Every line of the material is to be quoted verbatim, minus the pictures.

■ **DATA FOR THIS TASK**
* begin *

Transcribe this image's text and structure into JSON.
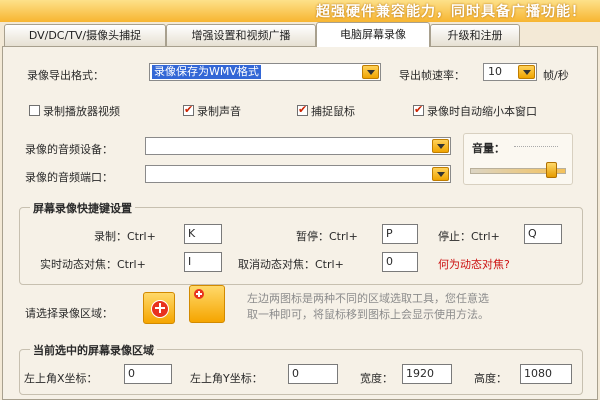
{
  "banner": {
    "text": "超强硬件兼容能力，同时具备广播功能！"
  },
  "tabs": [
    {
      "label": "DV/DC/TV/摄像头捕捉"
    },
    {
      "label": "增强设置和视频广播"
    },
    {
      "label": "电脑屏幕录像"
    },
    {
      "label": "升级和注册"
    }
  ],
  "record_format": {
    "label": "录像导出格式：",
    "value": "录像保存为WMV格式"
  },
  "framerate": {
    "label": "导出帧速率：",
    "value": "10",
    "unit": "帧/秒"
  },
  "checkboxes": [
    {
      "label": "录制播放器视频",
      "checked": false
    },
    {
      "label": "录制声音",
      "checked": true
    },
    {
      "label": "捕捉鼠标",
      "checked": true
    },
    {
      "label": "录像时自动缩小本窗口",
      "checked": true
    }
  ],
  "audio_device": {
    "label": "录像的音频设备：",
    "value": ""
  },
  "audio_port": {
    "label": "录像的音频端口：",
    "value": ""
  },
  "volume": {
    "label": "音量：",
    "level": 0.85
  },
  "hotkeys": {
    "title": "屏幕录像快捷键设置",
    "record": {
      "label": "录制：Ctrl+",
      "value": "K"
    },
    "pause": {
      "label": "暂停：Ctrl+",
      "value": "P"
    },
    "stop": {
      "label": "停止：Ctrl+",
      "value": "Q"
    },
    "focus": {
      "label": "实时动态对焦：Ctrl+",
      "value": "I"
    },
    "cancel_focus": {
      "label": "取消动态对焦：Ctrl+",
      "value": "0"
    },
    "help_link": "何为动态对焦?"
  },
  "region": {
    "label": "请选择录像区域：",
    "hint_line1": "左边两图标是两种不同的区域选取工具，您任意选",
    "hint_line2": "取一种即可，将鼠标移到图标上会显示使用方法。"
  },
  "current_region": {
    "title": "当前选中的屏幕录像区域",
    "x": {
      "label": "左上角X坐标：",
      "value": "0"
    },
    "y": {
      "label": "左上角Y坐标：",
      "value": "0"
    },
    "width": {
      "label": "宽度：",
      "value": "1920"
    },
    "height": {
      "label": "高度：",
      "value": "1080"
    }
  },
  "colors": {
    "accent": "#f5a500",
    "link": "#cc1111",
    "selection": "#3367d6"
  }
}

* end *

■ **SOLUTION TO THIS EXERCISE**
Transcribe this image's text and structure into JSON.
{
  "banner": {
    "text": "超强硬件兼容能力，同时具备广播功能！"
  },
  "tabs": [
    {
      "label": "DV/DC/TV/摄像头捕捉"
    },
    {
      "label": "增强设置和视频广播"
    },
    {
      "label": "电脑屏幕录像"
    },
    {
      "label": "升级和注册"
    }
  ],
  "record_format": {
    "label": "录像导出格式：",
    "value": "录像保存为WMV格式"
  },
  "framerate": {
    "label": "导出帧速率：",
    "value": "10",
    "unit": "帧/秒"
  },
  "checkboxes": [
    {
      "label": "录制播放器视频",
      "checked": false
    },
    {
      "label": "录制声音",
      "checked": true
    },
    {
      "label": "捕捉鼠标",
      "checked": true
    },
    {
      "label": "录像时自动缩小本窗口",
      "checked": true
    }
  ],
  "audio_device": {
    "label": "录像的音频设备：",
    "value": ""
  },
  "audio_port": {
    "label": "录像的音频端口：",
    "value": ""
  },
  "volume": {
    "label": "音量：",
    "level": 0.85
  },
  "hotkeys": {
    "title": "屏幕录像快捷键设置",
    "record": {
      "label": "录制：Ctrl+",
      "value": "K"
    },
    "pause": {
      "label": "暂停：Ctrl+",
      "value": "P"
    },
    "stop": {
      "label": "停止：Ctrl+",
      "value": "Q"
    },
    "focus": {
      "label": "实时动态对焦：Ctrl+",
      "value": "I"
    },
    "cancel_focus": {
      "label": "取消动态对焦：Ctrl+",
      "value": "0"
    },
    "help_link": "何为动态对焦?"
  },
  "region": {
    "label": "请选择录像区域：",
    "hint_line1": "左边两图标是两种不同的区域选取工具，您任意选",
    "hint_line2": "取一种即可，将鼠标移到图标上会显示使用方法。"
  },
  "current_region": {
    "title": "当前选中的屏幕录像区域",
    "x": {
      "label": "左上角X坐标：",
      "value": "0"
    },
    "y": {
      "label": "左上角Y坐标：",
      "value": "0"
    },
    "width": {
      "label": "宽度：",
      "value": "1920"
    },
    "height": {
      "label": "高度：",
      "value": "1080"
    }
  },
  "colors": {
    "accent": "#f5a500",
    "link": "#cc1111",
    "selection": "#3367d6"
  }
}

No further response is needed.